### What the task requires
Lines containing the word "内能总是自动地从高温物体向低温物体转移" are to be located and copied.

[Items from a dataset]
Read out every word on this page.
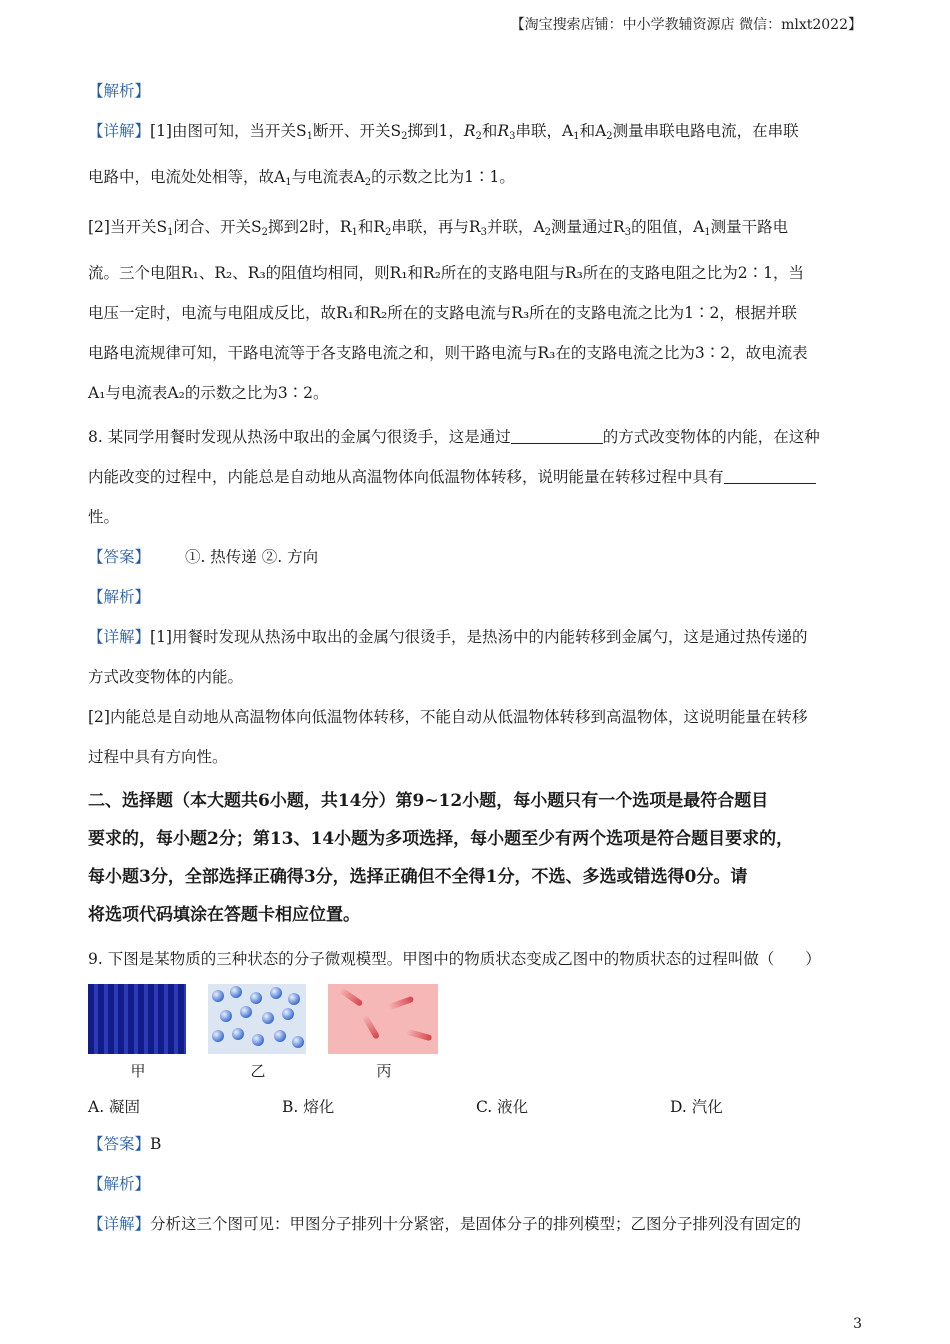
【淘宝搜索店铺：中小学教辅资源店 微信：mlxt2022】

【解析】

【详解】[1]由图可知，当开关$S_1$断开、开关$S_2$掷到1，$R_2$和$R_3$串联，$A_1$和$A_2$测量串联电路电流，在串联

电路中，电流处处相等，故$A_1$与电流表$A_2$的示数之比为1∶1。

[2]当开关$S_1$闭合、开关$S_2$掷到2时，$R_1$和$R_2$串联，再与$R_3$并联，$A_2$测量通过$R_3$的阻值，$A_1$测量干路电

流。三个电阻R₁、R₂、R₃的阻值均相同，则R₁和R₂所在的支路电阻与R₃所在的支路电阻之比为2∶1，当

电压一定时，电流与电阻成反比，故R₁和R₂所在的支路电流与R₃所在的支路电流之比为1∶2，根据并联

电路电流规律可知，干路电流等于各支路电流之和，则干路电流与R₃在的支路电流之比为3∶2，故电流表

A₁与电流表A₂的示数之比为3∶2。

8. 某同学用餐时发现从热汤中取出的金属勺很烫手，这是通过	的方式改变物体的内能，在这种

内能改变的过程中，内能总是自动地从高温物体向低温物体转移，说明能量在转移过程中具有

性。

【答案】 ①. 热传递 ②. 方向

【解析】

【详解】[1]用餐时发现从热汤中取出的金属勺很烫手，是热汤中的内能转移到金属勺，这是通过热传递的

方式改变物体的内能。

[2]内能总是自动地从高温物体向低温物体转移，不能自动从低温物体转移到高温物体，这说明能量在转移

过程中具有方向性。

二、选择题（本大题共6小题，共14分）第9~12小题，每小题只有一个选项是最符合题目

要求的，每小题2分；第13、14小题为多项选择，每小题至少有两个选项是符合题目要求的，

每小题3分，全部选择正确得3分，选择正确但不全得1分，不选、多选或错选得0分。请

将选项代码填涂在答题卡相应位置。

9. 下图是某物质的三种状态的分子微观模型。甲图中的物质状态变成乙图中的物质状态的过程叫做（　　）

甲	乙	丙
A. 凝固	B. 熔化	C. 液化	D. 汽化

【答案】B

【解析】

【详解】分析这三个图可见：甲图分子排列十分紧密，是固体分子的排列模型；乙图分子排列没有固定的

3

---

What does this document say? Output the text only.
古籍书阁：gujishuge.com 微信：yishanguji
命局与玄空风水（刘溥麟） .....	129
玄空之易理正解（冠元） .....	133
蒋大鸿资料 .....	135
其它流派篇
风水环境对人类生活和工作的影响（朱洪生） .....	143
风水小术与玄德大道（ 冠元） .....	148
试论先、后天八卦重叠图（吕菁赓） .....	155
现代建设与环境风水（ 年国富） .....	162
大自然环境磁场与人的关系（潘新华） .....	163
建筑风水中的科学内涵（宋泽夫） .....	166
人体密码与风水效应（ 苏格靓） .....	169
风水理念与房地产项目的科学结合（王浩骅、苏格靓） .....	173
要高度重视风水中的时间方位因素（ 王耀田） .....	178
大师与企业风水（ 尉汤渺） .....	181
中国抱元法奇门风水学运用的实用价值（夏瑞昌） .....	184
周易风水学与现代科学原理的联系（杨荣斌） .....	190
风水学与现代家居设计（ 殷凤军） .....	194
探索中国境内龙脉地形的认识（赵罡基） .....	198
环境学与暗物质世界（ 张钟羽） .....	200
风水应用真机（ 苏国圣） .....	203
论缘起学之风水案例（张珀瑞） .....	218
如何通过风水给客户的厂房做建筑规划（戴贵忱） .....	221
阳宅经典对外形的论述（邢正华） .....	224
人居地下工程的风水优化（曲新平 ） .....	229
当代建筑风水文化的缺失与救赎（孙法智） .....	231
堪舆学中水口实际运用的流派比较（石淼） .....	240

### Problem solution
内能改变的过程中，内能总是自动地从高温物体向低温物体转移，说明能量在转移过程中具有
[2]内能总是自动地从高温物体向低温物体转移，不能自动从低温物体转移到高温物体，这说明能量在转移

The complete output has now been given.